Pick out every line in the records below that contains the word "Single", and list those lines unchanged.

= = = = =

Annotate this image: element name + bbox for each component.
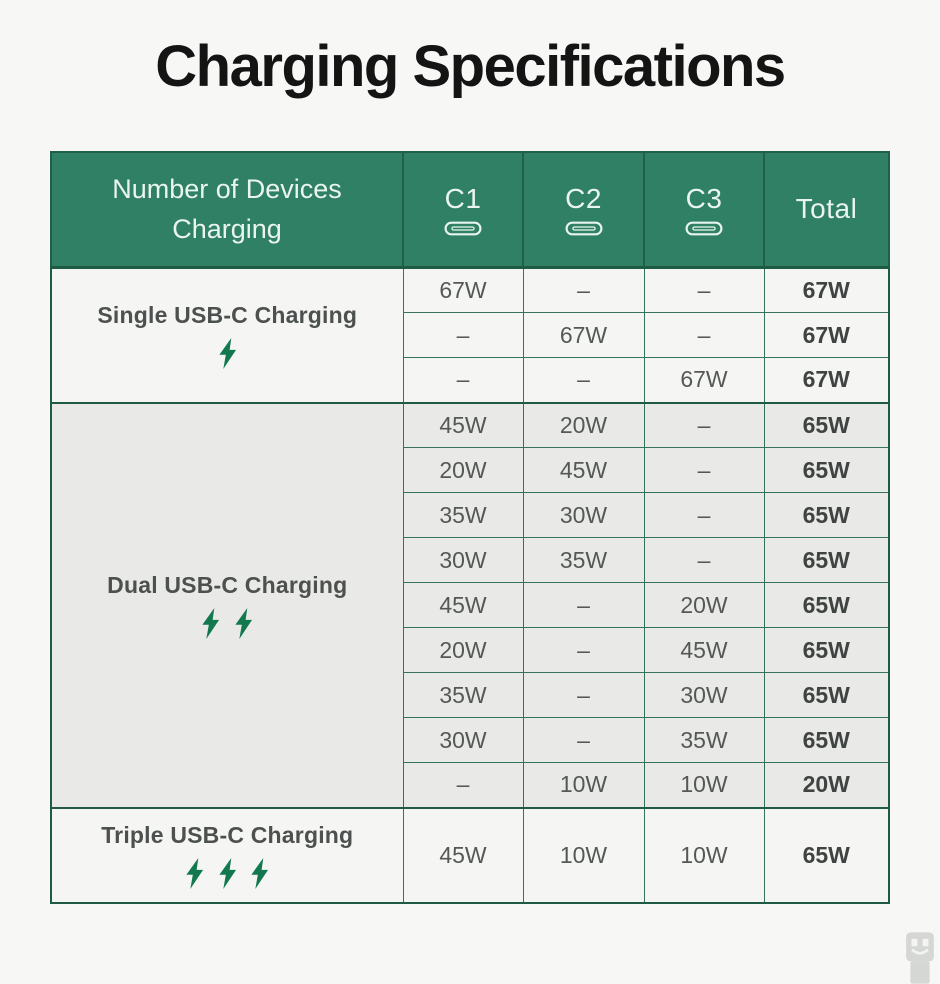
cell-total: 65W bbox=[763, 717, 890, 764]
cell-c3: 45W bbox=[643, 627, 765, 674]
lightning-bolt-icon bbox=[218, 857, 236, 889]
cell-c2: 67W bbox=[522, 312, 645, 359]
cell-total: 67W bbox=[763, 357, 890, 404]
table-row: 30W 35W – 65W bbox=[51, 537, 890, 584]
port-label-c1: C1 bbox=[444, 182, 482, 214]
cell-c2: – bbox=[522, 582, 645, 629]
lightning-bolt-icon bbox=[202, 607, 220, 639]
table-row: 20W 45W – 65W bbox=[51, 447, 890, 494]
section-label: Single USB-C Charging bbox=[97, 301, 358, 328]
table-row: – 67W – 67W bbox=[51, 312, 890, 359]
port-label-c2: C2 bbox=[565, 182, 602, 214]
cell-c3: – bbox=[643, 447, 765, 494]
cell-total: 67W bbox=[763, 312, 890, 359]
cell-c3: – bbox=[643, 492, 765, 539]
cell-c3: 20W bbox=[643, 582, 765, 629]
cell-c1: 45W bbox=[402, 582, 524, 629]
column-header-devices-label: Number of Devices Charging bbox=[112, 173, 342, 245]
table-row: 30W – 35W 65W bbox=[51, 717, 890, 764]
cell-c1: – bbox=[402, 357, 524, 404]
cell-c1: 45W bbox=[402, 806, 524, 904]
cell-total: 65W bbox=[763, 672, 890, 719]
cell-c2: 10W bbox=[522, 762, 645, 809]
section-label: Dual USB-C Charging bbox=[107, 571, 348, 598]
cell-total: 65W bbox=[763, 806, 890, 904]
cell-c3: 10W bbox=[643, 762, 765, 809]
cell-c3: – bbox=[643, 401, 765, 449]
total-label: Total bbox=[795, 193, 858, 225]
table-row: Dual USB-C Charging 45W 20W – 65W bbox=[50, 401, 890, 809]
cell-total: 67W bbox=[763, 266, 890, 314]
table-header-row: Number of Devices Charging C1 C2 C3 bbox=[50, 150, 890, 269]
port-label-c3: C3 bbox=[685, 182, 723, 214]
cell-c3: 35W bbox=[643, 717, 765, 764]
lightning-bolt-icons bbox=[53, 857, 402, 889]
table-row: – 10W 10W 20W bbox=[51, 762, 890, 809]
cell-c1: – bbox=[402, 312, 524, 359]
cell-c3: – bbox=[643, 312, 765, 359]
cell-total: 65W bbox=[763, 627, 890, 674]
cell-c2: 30W bbox=[522, 492, 645, 539]
cell-c1: 67W bbox=[402, 266, 524, 314]
column-header-devices: Number of Devices Charging bbox=[50, 150, 404, 269]
cell-c2: 45W bbox=[522, 447, 645, 494]
cell-c1: 35W bbox=[402, 672, 524, 719]
cell-c1: 20W bbox=[402, 447, 524, 494]
cell-c1: 35W bbox=[402, 492, 524, 539]
cell-c2: – bbox=[522, 357, 645, 404]
cell-c1: 30W bbox=[402, 717, 524, 764]
table-row: – – 67W 67W bbox=[51, 357, 890, 404]
cell-c3: 10W bbox=[643, 806, 765, 904]
column-header-c3: C3 bbox=[643, 150, 765, 269]
cell-c2: – bbox=[522, 717, 645, 764]
cell-c3: 67W bbox=[643, 357, 765, 404]
cell-c2: – bbox=[522, 627, 645, 674]
column-header-total: Total bbox=[763, 150, 890, 269]
cell-total: 20W bbox=[763, 762, 890, 809]
lightning-bolt-icons bbox=[53, 337, 402, 369]
cell-c2: – bbox=[522, 266, 645, 314]
cell-c2: 10W bbox=[522, 806, 645, 904]
cell-total: 65W bbox=[763, 401, 890, 449]
cell-c3: 30W bbox=[643, 672, 765, 719]
section-label: Triple USB-C Charging bbox=[101, 821, 354, 848]
cell-c1: – bbox=[402, 762, 524, 809]
section-single-label-cell: Single USB-C Charging bbox=[50, 266, 404, 404]
lightning-bolt-icon bbox=[251, 857, 269, 889]
cell-c2: 35W bbox=[522, 537, 645, 584]
cell-c3: – bbox=[643, 266, 765, 314]
usb-c-port-icon bbox=[565, 221, 602, 236]
table-row: Triple USB-C Charging 45W 10W 10W 65W bbox=[50, 806, 890, 904]
column-header-c1: C1 bbox=[402, 150, 524, 269]
section-triple-label-cell: Triple USB-C Charging bbox=[50, 806, 404, 904]
cell-c2: 20W bbox=[522, 401, 645, 449]
table-row: Single USB-C Charging 67W – – 67W bbox=[50, 266, 890, 404]
table-row: 35W 30W – 65W bbox=[51, 492, 890, 539]
cell-total: 65W bbox=[763, 447, 890, 494]
cell-c1: 20W bbox=[402, 627, 524, 674]
lightning-bolt-icon bbox=[186, 857, 204, 889]
table-row: 20W – 45W 65W bbox=[51, 627, 890, 674]
column-header-c2: C2 bbox=[522, 150, 645, 269]
charging-spec-table: Number of Devices Charging C1 C2 C3 bbox=[50, 150, 890, 904]
cell-total: 65W bbox=[763, 537, 890, 584]
usb-c-port-icon bbox=[444, 221, 482, 236]
lightning-bolt-icons bbox=[53, 607, 402, 639]
lightning-bolt-icon bbox=[235, 607, 252, 639]
cell-c2: – bbox=[522, 672, 645, 719]
page-title: Charging Specifications bbox=[155, 34, 786, 99]
usb-c-port-icon bbox=[685, 221, 723, 236]
cell-c1: 45W bbox=[402, 401, 524, 449]
section-dual-label-cell: Dual USB-C Charging bbox=[50, 401, 404, 809]
table-row: 35W – 30W 65W bbox=[51, 672, 890, 719]
cell-total: 65W bbox=[763, 492, 890, 539]
cell-c1: 30W bbox=[402, 537, 524, 584]
cell-total: 65W bbox=[763, 582, 890, 629]
cell-c3: – bbox=[643, 537, 765, 584]
lightning-bolt-icon bbox=[218, 337, 236, 369]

= = = = =

EXERCISE ANSWER:
section-label: Single USB-C Charging bbox=[97, 301, 358, 328]
section-single-label-cell: Single USB-C Charging bbox=[50, 266, 404, 404]
table-row: Single USB-C Charging 67W – – 67W bbox=[50, 266, 890, 404]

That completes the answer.